To be done ▸ Reproduce every line of the records below word for word, with each character unchanged.

## Start Record list

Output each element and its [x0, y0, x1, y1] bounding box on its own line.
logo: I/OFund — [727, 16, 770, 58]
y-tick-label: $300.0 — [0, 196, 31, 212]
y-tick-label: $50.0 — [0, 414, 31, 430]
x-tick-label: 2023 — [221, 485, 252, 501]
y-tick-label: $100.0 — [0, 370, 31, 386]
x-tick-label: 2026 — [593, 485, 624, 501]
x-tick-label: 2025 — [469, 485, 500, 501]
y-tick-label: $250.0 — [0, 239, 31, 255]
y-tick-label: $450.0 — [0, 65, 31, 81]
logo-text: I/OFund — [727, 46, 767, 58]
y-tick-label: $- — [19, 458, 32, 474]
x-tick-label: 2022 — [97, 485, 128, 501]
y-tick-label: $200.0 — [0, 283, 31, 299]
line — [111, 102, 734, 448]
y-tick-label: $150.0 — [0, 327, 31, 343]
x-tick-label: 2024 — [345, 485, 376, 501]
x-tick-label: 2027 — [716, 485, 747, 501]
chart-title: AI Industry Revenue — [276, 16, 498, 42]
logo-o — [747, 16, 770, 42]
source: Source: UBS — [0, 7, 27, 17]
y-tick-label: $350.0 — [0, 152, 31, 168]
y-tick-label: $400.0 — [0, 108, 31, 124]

## End Record list

Written answer ▸
Output each element and its [x0, y0, x1, y1] bounding box on its own line.
logo: I/OFund — [727, 16, 770, 58]
y-tick-label: $300.0 — [0, 196, 31, 212]
y-tick-label: $50.0 — [0, 414, 31, 430]
x-tick-label: 2023 — [221, 485, 252, 501]
y-tick-label: $100.0 — [0, 370, 31, 386]
x-tick-label: 2026 — [593, 485, 624, 501]
x-tick-label: 2025 — [469, 485, 500, 501]
y-tick-label: $250.0 — [0, 239, 31, 255]
y-tick-label: $450.0 — [0, 65, 31, 81]
logo-text: I/OFund — [727, 46, 767, 58]
y-tick-label: $- — [19, 458, 32, 474]
x-tick-label: 2022 — [97, 485, 128, 501]
y-tick-label: $200.0 — [0, 283, 31, 299]
line — [111, 102, 734, 448]
y-tick-label: $150.0 — [0, 327, 31, 343]
x-tick-label: 2024 — [345, 485, 376, 501]
x-tick-label: 2027 — [716, 485, 747, 501]
chart-title: AI Industry Revenue — [276, 16, 498, 42]
logo-o — [747, 16, 770, 42]
source: Source: UBS — [0, 7, 27, 17]
y-tick-label: $350.0 — [0, 152, 31, 168]
y-tick-label: $400.0 — [0, 108, 31, 124]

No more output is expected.